Goal | Pick out all lines in the listing holding the string "Horn" and copy them.

Items |

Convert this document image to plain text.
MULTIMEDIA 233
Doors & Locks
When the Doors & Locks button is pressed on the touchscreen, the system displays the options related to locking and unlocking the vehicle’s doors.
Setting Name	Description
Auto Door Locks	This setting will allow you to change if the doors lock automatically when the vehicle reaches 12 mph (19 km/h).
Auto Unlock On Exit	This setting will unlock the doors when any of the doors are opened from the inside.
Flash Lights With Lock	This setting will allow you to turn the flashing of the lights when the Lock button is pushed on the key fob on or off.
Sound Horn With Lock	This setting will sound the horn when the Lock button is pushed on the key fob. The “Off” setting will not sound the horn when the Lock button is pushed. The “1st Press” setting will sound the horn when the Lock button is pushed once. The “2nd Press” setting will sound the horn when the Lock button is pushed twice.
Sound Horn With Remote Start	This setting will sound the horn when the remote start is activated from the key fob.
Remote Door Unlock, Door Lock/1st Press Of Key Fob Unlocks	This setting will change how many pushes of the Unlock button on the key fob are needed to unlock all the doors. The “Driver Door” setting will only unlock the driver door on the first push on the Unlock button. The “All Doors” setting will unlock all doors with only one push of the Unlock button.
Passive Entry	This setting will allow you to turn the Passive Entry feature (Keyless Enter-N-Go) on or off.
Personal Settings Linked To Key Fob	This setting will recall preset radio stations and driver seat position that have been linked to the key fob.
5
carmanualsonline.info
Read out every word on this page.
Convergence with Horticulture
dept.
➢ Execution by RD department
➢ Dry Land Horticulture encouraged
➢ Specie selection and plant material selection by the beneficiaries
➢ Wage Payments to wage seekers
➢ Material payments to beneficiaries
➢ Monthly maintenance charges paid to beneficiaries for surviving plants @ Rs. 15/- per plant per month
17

Solution for this task |
Sound Horn With Lock	This setting will sound the horn when the Lock button is pushed on the key fob. The “Off” setting will not sound the horn when the Lock button is pushed. The “1st Press” setting will sound the horn when the Lock button is pushed once. The “2nd Press” setting will sound the horn when the Lock button is pushed twice.
Sound Horn With Remote Start	This setting will sound the horn when the remote start is activated from the key fob.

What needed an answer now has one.